### Text section

— Start —

8 Essential Premier League Stats
With the Premier League season lasting 38 games, it offers gamblers plenty of opportunities to find a theme that can help them beat the bookies more often than not.
When carried out responsibly, betting can add a thrill to games and wagers can be placed on practically every eventuality possible in a match – either in-play or pre-match – which can make watching a match a more exciting experience.
If you are new to football betting, studying the hundreds of markets available can be daunting. But these eight essential Premier League stats, which are based on the last five full EPL seasons, could help you turn your bets into winning returns.
On 70 occasions last season a Premier League fixture ended 1-0, helping to prolong the statistic that 1-0 is the most popular result in the Premier League over the last five seasons, which is worth considering when betting on the total goals market. Last season's 70 single-goal games represented an increase of 15 from the previous season.
Of the 1,900 matches played since the start of the 2016/17 season, 306 (16.1%) have produced just a single goal. Next on the list of most popular full-time scores is 2-1 (15.5%) which fell six short of reaching the 300 mark.
Completing the top three most common scores in the Premier League is 2-0 which has landed 265 times (13.9%) over the past five full seasons. Premier League draws decreased from 92 last season to 84 with 1-1 remaining the most common score in matches where the points are shared.
Most Common Premier League Final Score Over The Last 5 Full Seasons:
- 1-0 - 16.1%
- 2-1 - 15.5%
- 2-0 - 13.9%
- 1-1 - 10.8%
- 3-1 - 8.1%
Towards the end of last season, first half goals were very much a common occurrence in the Premier League, with 24 of the final 29 matches producing at least one goal before half-time. So, it's no surprise that the most common score at half-time in the Premier League is 1-0. Since the start of the 2016/17 season, 681 (35.8%) of the 1,900 matches played have produced at least one goal before half-time.
In each of the last three seasons, 33 games were level at 1-1, but last season saw that number rise to 44. That's the most since 45 during the 2015/16 campaign.
The biggest decrease in half-time scores saw 2-0 scores drop from 54 in the 2019/20 to 38 last season, but three of those came on the final day of the season.
Most Common Half-Time Score Over The Last 5 Full Seasons:
- 1-0 - 35.8%
- 0-0 - 29.4%
- 2-0 - 12.8%
- 1-1 - 9.6%
- 2-1 - 5.8%
Some away teams took advantage of the empty stadiums during the 2020/21 campaign by performing better on the road than at home. Everton won 11 times on their travels while at Goodison Park they picked up just six wins. Manchester United picked up three more wins away from home than they did at Old Trafford.
Last season, Manchester City led the league with 13 home wins, which is the second-lowest total of home wins for the champions in the history of the 29 seasons of the Premier League. The total of 144 home wins is the fewest in a single season since the Premier League began in August 1992. Putting that into context, at the end of the 2018/19 season, there were 181 home wins.

— End —

### Objective A
Return the passage of the Premier League stats article from "8 Essential Premier" up to and including "more exciting experience.".
### Objective B
Retype the records from their first line up to and including the line with "449, 696, 473]".
The records have no connection to the Premier League article.

### Provided data
— Start —

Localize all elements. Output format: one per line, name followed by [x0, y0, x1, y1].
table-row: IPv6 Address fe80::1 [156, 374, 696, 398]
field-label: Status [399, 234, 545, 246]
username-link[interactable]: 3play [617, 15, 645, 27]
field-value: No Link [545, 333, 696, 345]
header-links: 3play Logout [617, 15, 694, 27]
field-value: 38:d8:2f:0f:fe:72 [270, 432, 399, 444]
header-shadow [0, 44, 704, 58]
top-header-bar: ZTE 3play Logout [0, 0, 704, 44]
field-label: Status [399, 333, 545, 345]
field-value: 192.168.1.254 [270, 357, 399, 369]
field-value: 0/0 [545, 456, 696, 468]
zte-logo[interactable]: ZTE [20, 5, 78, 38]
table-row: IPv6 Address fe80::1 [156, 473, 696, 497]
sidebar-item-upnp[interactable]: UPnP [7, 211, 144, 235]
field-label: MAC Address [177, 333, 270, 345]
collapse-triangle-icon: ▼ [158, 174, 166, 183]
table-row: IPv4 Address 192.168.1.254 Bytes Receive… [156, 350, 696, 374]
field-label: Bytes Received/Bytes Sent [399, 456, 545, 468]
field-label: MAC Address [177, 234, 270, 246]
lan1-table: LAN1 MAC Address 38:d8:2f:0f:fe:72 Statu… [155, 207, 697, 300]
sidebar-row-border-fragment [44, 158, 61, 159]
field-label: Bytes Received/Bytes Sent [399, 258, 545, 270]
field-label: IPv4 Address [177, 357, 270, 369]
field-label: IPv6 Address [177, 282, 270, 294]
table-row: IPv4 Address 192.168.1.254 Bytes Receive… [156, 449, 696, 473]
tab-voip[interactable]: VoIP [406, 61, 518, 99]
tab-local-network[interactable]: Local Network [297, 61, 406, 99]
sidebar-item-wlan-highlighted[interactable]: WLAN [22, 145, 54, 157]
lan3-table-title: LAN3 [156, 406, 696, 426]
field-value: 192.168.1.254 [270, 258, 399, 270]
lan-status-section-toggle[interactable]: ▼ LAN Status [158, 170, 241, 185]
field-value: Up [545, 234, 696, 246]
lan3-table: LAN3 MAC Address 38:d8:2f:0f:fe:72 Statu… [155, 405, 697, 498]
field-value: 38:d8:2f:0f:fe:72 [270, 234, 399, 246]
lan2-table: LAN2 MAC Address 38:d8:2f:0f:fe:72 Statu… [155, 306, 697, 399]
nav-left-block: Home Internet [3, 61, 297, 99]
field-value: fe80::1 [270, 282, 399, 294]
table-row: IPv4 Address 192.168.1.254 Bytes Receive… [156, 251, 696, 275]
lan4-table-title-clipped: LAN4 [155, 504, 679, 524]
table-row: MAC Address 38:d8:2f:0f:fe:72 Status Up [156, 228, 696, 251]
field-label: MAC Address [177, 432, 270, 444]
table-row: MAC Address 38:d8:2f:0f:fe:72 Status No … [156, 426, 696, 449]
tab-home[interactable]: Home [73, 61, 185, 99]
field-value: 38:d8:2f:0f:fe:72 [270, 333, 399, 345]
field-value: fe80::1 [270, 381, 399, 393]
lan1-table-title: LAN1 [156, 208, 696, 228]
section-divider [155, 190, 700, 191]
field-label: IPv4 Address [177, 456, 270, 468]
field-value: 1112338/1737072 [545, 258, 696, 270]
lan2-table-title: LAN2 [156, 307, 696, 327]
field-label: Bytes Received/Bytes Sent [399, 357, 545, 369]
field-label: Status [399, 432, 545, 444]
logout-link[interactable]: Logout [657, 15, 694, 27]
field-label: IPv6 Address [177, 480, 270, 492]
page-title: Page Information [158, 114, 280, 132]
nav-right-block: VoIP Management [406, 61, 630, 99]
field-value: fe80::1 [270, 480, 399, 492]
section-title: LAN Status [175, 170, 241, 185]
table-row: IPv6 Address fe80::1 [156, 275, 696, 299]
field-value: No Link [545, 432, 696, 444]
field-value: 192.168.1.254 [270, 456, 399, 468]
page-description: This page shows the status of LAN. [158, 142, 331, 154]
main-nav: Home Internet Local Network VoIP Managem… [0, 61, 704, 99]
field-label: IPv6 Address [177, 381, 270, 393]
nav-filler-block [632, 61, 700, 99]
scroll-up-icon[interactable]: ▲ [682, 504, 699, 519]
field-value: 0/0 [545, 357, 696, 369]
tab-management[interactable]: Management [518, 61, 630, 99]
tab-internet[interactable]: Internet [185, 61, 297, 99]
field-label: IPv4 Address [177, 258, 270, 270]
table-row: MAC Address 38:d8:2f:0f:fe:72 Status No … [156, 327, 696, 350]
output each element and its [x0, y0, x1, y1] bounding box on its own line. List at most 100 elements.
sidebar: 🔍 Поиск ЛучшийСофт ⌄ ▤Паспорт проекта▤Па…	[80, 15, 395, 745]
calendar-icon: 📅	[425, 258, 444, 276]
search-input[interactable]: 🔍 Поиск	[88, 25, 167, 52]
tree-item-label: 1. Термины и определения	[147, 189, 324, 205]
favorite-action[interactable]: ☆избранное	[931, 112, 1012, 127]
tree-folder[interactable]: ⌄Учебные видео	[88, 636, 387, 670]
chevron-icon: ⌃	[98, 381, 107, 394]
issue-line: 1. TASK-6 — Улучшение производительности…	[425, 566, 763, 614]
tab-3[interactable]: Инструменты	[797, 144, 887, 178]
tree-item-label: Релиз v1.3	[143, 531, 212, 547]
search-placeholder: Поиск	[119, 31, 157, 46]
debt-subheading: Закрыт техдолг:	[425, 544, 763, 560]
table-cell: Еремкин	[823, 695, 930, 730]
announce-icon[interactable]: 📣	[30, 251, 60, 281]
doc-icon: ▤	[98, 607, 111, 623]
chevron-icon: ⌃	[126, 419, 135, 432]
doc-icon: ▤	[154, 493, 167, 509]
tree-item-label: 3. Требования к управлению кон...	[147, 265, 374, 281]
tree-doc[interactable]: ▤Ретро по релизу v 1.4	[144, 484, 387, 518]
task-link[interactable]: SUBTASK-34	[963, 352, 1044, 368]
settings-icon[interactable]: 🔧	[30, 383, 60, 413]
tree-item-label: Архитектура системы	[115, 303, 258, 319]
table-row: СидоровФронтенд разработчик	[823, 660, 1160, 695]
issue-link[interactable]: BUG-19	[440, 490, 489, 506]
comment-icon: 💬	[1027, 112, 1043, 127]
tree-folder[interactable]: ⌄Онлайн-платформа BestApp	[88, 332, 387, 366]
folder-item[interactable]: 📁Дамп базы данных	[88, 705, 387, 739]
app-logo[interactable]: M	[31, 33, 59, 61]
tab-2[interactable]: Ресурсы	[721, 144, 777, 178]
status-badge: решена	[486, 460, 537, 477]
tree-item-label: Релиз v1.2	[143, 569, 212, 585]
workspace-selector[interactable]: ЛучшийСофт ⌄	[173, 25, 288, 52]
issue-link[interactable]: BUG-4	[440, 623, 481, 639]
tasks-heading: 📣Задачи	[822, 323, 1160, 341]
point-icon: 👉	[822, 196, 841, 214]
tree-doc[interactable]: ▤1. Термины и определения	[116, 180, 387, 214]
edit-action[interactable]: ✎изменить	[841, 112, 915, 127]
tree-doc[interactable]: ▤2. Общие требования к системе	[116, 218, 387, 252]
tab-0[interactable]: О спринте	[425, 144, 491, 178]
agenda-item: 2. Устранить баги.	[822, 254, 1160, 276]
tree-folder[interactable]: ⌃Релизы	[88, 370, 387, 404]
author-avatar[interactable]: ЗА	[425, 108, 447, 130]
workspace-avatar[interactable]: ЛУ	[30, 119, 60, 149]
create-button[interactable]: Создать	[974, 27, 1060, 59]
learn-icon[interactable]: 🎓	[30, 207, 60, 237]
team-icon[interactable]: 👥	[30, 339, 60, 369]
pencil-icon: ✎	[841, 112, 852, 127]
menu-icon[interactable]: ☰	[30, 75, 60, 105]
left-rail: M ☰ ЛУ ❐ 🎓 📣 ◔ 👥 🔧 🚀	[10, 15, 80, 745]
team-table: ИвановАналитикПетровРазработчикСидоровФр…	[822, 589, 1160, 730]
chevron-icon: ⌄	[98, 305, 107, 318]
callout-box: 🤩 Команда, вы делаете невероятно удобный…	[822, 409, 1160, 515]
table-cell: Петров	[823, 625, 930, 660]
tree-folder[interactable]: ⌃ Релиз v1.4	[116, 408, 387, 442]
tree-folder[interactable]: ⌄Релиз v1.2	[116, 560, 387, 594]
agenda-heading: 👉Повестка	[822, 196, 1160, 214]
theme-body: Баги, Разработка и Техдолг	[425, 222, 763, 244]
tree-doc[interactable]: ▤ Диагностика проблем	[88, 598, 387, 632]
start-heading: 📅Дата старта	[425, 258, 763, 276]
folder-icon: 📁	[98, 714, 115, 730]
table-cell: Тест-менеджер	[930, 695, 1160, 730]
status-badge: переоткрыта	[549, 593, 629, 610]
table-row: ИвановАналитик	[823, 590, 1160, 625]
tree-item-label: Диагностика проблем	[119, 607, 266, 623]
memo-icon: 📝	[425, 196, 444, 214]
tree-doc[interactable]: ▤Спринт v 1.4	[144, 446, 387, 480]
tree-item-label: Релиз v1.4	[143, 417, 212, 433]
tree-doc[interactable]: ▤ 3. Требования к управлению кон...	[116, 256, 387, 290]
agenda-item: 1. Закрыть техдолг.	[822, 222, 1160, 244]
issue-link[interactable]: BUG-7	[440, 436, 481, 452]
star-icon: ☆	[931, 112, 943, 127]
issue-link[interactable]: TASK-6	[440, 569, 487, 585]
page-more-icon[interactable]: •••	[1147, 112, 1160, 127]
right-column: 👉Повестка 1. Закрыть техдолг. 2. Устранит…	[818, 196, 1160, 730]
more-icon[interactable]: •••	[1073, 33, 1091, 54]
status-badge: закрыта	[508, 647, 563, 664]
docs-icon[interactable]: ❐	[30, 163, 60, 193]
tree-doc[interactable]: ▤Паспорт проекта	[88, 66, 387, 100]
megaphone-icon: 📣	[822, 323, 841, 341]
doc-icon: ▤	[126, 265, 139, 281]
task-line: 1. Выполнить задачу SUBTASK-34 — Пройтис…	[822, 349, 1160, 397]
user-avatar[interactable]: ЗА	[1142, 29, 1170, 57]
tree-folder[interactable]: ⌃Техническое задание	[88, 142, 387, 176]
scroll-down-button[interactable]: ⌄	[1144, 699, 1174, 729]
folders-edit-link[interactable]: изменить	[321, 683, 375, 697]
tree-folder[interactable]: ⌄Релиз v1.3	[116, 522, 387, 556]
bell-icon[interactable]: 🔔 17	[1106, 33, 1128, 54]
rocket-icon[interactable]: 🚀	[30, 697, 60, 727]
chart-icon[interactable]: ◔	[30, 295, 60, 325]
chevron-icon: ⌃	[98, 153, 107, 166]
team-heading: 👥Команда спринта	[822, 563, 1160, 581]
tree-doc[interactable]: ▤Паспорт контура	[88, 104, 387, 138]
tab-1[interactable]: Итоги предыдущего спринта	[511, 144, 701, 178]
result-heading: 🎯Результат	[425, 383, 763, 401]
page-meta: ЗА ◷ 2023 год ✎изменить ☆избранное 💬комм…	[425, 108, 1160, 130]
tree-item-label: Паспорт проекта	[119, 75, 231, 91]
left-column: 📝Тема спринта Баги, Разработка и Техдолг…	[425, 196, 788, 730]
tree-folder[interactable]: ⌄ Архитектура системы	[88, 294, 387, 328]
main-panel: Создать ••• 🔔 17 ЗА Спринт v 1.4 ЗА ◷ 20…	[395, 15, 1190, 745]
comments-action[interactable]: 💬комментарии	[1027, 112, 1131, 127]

— End —

### Finished answer A
8 Essential Premier League Stats
With the Premier League season lasting 38 games, it offers gamblers plenty of opportunities to find a theme that can help them beat the bookies more often than not.
When carried out responsibly, betting can add a thrill to games and wagers can be placed on practically every eventuality possible in a match – either in-play or pre-match – which can make watching a match a more exciting experience.

### Finished answer B
Localize all elements. Output format: one per line, name followed by [x0, y0, x1, y1].
table-row: IPv6 Address fe80::1 [156, 374, 696, 398]
field-label: Status [399, 234, 545, 246]
username-link[interactable]: 3play [617, 15, 645, 27]
field-value: No Link [545, 333, 696, 345]
header-links: 3play Logout [617, 15, 694, 27]
field-value: 38:d8:2f:0f:fe:72 [270, 432, 399, 444]
header-shadow [0, 44, 704, 58]
top-header-bar: ZTE 3play Logout [0, 0, 704, 44]
field-label: Status [399, 333, 545, 345]
field-value: 192.168.1.254 [270, 357, 399, 369]
field-value: 0/0 [545, 456, 696, 468]
zte-logo[interactable]: ZTE [20, 5, 78, 38]
table-row: IPv6 Address fe80::1 [156, 473, 696, 497]
sidebar-item-upnp[interactable]: UPnP [7, 211, 144, 235]
field-label: MAC Address [177, 333, 270, 345]
collapse-triangle-icon: ▼ [158, 174, 166, 183]
table-row: IPv4 Address 192.168.1.254 Bytes Receive… [156, 350, 696, 374]
field-label: Bytes Received/Bytes Sent [399, 456, 545, 468]
field-label: MAC Address [177, 234, 270, 246]
lan1-table: LAN1 MAC Address 38:d8:2f:0f:fe:72 Statu… [155, 207, 697, 300]
sidebar-row-border-fragment [44, 158, 61, 159]
field-label: Bytes Received/Bytes Sent [399, 258, 545, 270]
field-label: IPv4 Address [177, 357, 270, 369]
field-label: IPv6 Address [177, 282, 270, 294]
table-row: IPv4 Address 192.168.1.254 Bytes Receive… [156, 449, 696, 473]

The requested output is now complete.